◆ Rows from a dataset
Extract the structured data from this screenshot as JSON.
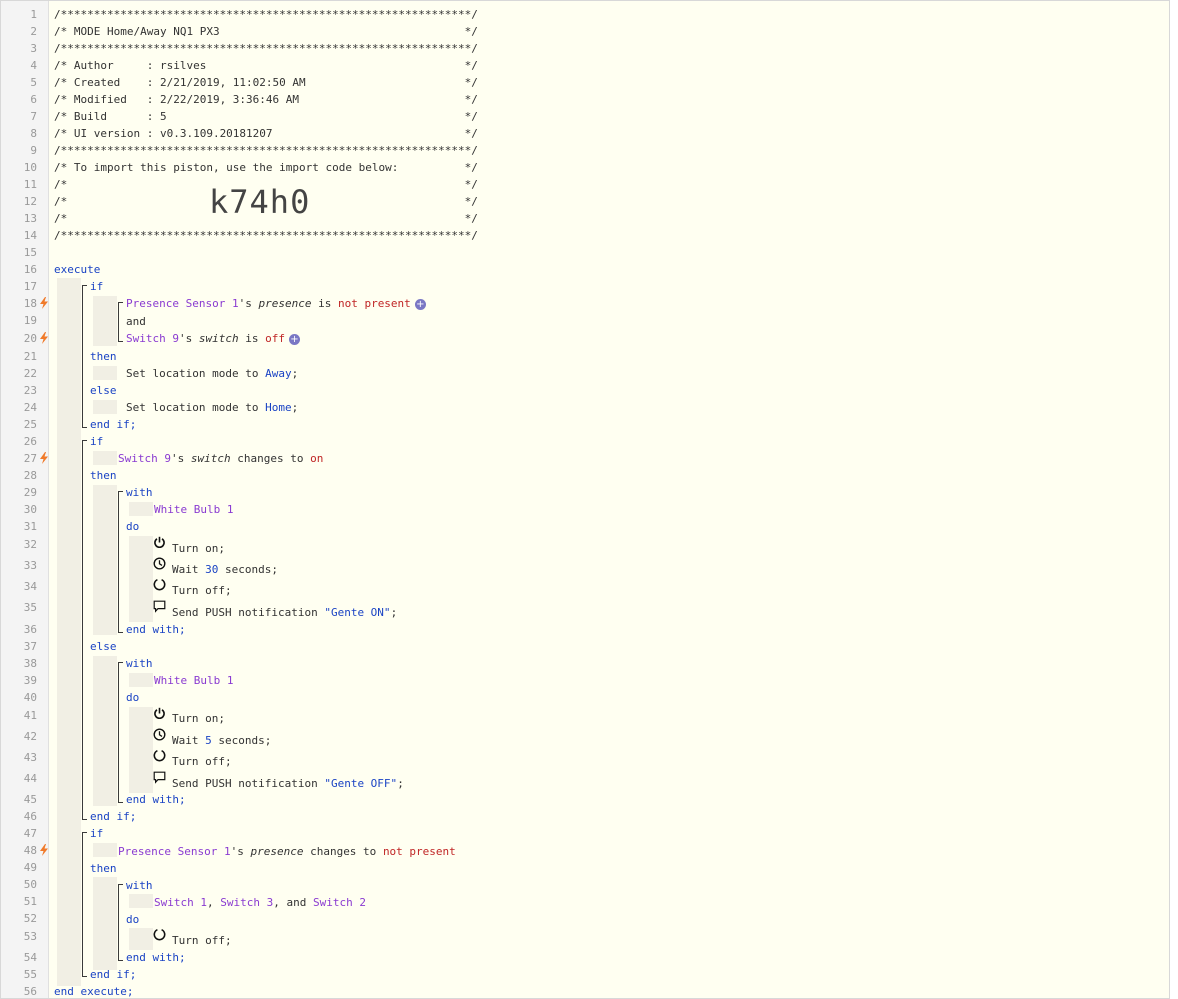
{
  "header_comment": [
    "/**************************************************************/",
    "/* MODE Home/Away NQ1 PX3                                     */",
    "/**************************************************************/",
    "/* Author     : rsilves                                       */",
    "/* Created    : 2/21/2019, 11:02:50 AM                        */",
    "/* Modified   : 2/22/2019, 3:36:46 AM                         */",
    "/* Build      : 5                                             */",
    "/* UI version : v0.3.109.20181207                             */",
    "/**************************************************************/",
    "/* To import this piston, use the import code below:          */",
    "/*                                                            */",
    "/*                                                            */",
    "/*                                                            */",
    "/**************************************************************/"
  ],
  "import_code": "k74h0",
  "keywords": {
    "execute": "execute",
    "end_execute": "end execute;",
    "if": "if",
    "then": "then",
    "else": "else",
    "end_if": "end if;",
    "and": "and",
    "with": "with",
    "do": "do",
    "end_with": "end with;"
  },
  "block1": {
    "cond1_device": "Presence Sensor 1",
    "cond1_poss": "'s ",
    "cond1_attr": "presence",
    "cond1_op": " is ",
    "cond1_val": "not present",
    "cond2_device": "Switch 9",
    "cond2_poss": "'s ",
    "cond2_attr": "switch",
    "cond2_op": " is ",
    "cond2_val": "off",
    "then_stmt_pre": "Set location mode to ",
    "then_mode": "Away",
    "else_stmt_pre": "Set location mode to ",
    "else_mode": "Home",
    "stmt_end": ";"
  },
  "block2": {
    "cond_device": "Switch 9",
    "cond_poss": "'s ",
    "cond_attr": "switch",
    "cond_op": " changes to ",
    "cond_val": "on",
    "then_device": "White Bulb 1",
    "then_turn_on": "Turn on;",
    "then_wait_pre": "Wait ",
    "then_wait_val": "30",
    "then_wait_post": " seconds;",
    "then_turn_off": "Turn off;",
    "then_push_pre": "Send PUSH notification ",
    "then_push_msg": "\"Gente ON\"",
    "then_push_end": ";",
    "else_device": "White Bulb 1",
    "else_turn_on": "Turn on;",
    "else_wait_pre": "Wait ",
    "else_wait_val": "5",
    "else_wait_post": " seconds;",
    "else_turn_off": "Turn off;",
    "else_push_pre": "Send PUSH notification ",
    "else_push_msg": "\"Gente OFF\"",
    "else_push_end": ";"
  },
  "block3": {
    "cond_device": "Presence Sensor 1",
    "cond_poss": "'s ",
    "cond_attr": "presence",
    "cond_op": " changes to ",
    "cond_val": "not present",
    "with_dev1": "Switch 1",
    "sep1": ", ",
    "with_dev2": "Switch 3",
    "sep2": ", and ",
    "with_dev3": "Switch 2",
    "turn_off": "Turn off;"
  },
  "line_numbers": [
    "1",
    "2",
    "3",
    "4",
    "5",
    "6",
    "7",
    "8",
    "9",
    "10",
    "11",
    "12",
    "13",
    "14",
    "15",
    "16",
    "17",
    "18",
    "19",
    "20",
    "21",
    "22",
    "23",
    "24",
    "25",
    "26",
    "27",
    "28",
    "29",
    "30",
    "31",
    "32",
    "33",
    "34",
    "35",
    "36",
    "37",
    "38",
    "39",
    "40",
    "41",
    "42",
    "43",
    "44",
    "45",
    "46",
    "47",
    "48",
    "49",
    "50",
    "51",
    "52",
    "53",
    "54",
    "55",
    "56"
  ],
  "colors": {
    "keyword": "#1a43c4",
    "device": "#8a3bd1",
    "value": "#c02626",
    "trigger_bolt": "#f07a2a",
    "editor_bg": "#fffff1"
  },
  "icons": {
    "trigger": "lightning-bolt-icon",
    "power_on": "power-icon",
    "wait": "clock-icon",
    "power_off": "circle-off-icon",
    "push": "speech-bubble-icon",
    "add_condition": "plus-circle-icon"
  }
}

◆ DIRECTIONS FOR THIS TASK
Make an exact copy of the records above, with the pictures left out.

◆ EXERCISE OUTPUT
Extract the structured data from this screenshot as JSON.
{
  "header_comment": [
    "/**************************************************************/",
    "/* MODE Home/Away NQ1 PX3                                     */",
    "/**************************************************************/",
    "/* Author     : rsilves                                       */",
    "/* Created    : 2/21/2019, 11:02:50 AM                        */",
    "/* Modified   : 2/22/2019, 3:36:46 AM                         */",
    "/* Build      : 5                                             */",
    "/* UI version : v0.3.109.20181207                             */",
    "/**************************************************************/",
    "/* To import this piston, use the import code below:          */",
    "/*                                                            */",
    "/*                                                            */",
    "/*                                                            */",
    "/**************************************************************/"
  ],
  "import_code": "k74h0",
  "keywords": {
    "execute": "execute",
    "end_execute": "end execute;",
    "if": "if",
    "then": "then",
    "else": "else",
    "end_if": "end if;",
    "and": "and",
    "with": "with",
    "do": "do",
    "end_with": "end with;"
  },
  "block1": {
    "cond1_device": "Presence Sensor 1",
    "cond1_poss": "'s ",
    "cond1_attr": "presence",
    "cond1_op": " is ",
    "cond1_val": "not present",
    "cond2_device": "Switch 9",
    "cond2_poss": "'s ",
    "cond2_attr": "switch",
    "cond2_op": " is ",
    "cond2_val": "off",
    "then_stmt_pre": "Set location mode to ",
    "then_mode": "Away",
    "else_stmt_pre": "Set location mode to ",
    "else_mode": "Home",
    "stmt_end": ";"
  },
  "block2": {
    "cond_device": "Switch 9",
    "cond_poss": "'s ",
    "cond_attr": "switch",
    "cond_op": " changes to ",
    "cond_val": "on",
    "then_device": "White Bulb 1",
    "then_turn_on": "Turn on;",
    "then_wait_pre": "Wait ",
    "then_wait_val": "30",
    "then_wait_post": " seconds;",
    "then_turn_off": "Turn off;",
    "then_push_pre": "Send PUSH notification ",
    "then_push_msg": "\"Gente ON\"",
    "then_push_end": ";",
    "else_device": "White Bulb 1",
    "else_turn_on": "Turn on;",
    "else_wait_pre": "Wait ",
    "else_wait_val": "5",
    "else_wait_post": " seconds;",
    "else_turn_off": "Turn off;",
    "else_push_pre": "Send PUSH notification ",
    "else_push_msg": "\"Gente OFF\"",
    "else_push_end": ";"
  },
  "block3": {
    "cond_device": "Presence Sensor 1",
    "cond_poss": "'s ",
    "cond_attr": "presence",
    "cond_op": " changes to ",
    "cond_val": "not present",
    "with_dev1": "Switch 1",
    "sep1": ", ",
    "with_dev2": "Switch 3",
    "sep2": ", and ",
    "with_dev3": "Switch 2",
    "turn_off": "Turn off;"
  },
  "line_numbers": [
    "1",
    "2",
    "3",
    "4",
    "5",
    "6",
    "7",
    "8",
    "9",
    "10",
    "11",
    "12",
    "13",
    "14",
    "15",
    "16",
    "17",
    "18",
    "19",
    "20",
    "21",
    "22",
    "23",
    "24",
    "25",
    "26",
    "27",
    "28",
    "29",
    "30",
    "31",
    "32",
    "33",
    "34",
    "35",
    "36",
    "37",
    "38",
    "39",
    "40",
    "41",
    "42",
    "43",
    "44",
    "45",
    "46",
    "47",
    "48",
    "49",
    "50",
    "51",
    "52",
    "53",
    "54",
    "55",
    "56"
  ],
  "colors": {
    "keyword": "#1a43c4",
    "device": "#8a3bd1",
    "value": "#c02626",
    "trigger_bolt": "#f07a2a",
    "editor_bg": "#fffff1"
  },
  "icons": {
    "trigger": "lightning-bolt-icon",
    "power_on": "power-icon",
    "wait": "clock-icon",
    "power_off": "circle-off-icon",
    "push": "speech-bubble-icon",
    "add_condition": "plus-circle-icon"
  }
}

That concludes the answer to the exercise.